Given data.
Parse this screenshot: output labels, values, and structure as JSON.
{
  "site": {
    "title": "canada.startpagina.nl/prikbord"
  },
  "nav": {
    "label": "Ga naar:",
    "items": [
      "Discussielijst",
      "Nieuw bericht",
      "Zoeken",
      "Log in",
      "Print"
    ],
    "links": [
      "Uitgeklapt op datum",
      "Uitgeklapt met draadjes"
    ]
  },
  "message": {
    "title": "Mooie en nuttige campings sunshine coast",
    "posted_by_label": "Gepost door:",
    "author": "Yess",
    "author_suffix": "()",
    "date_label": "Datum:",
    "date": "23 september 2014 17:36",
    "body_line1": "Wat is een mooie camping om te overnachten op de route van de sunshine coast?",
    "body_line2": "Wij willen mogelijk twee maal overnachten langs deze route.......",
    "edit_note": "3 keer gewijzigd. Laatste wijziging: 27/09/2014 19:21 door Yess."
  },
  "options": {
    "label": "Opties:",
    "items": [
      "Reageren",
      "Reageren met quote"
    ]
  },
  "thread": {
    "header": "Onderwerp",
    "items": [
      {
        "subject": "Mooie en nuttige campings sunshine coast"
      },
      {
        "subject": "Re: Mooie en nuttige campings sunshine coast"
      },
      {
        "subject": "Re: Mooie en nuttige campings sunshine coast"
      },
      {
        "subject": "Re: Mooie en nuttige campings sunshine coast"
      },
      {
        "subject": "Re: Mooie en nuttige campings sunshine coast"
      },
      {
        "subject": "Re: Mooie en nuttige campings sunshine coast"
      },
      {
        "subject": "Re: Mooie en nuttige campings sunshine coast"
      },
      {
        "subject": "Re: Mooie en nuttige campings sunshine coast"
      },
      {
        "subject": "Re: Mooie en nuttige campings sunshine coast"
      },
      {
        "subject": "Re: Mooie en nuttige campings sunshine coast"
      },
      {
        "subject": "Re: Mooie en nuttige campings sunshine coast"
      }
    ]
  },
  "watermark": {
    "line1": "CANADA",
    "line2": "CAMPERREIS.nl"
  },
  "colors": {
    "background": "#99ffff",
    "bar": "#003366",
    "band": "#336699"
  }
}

Task details.
Work out how many lines of the listing above include the word "title". Report only the number.

Result below.
2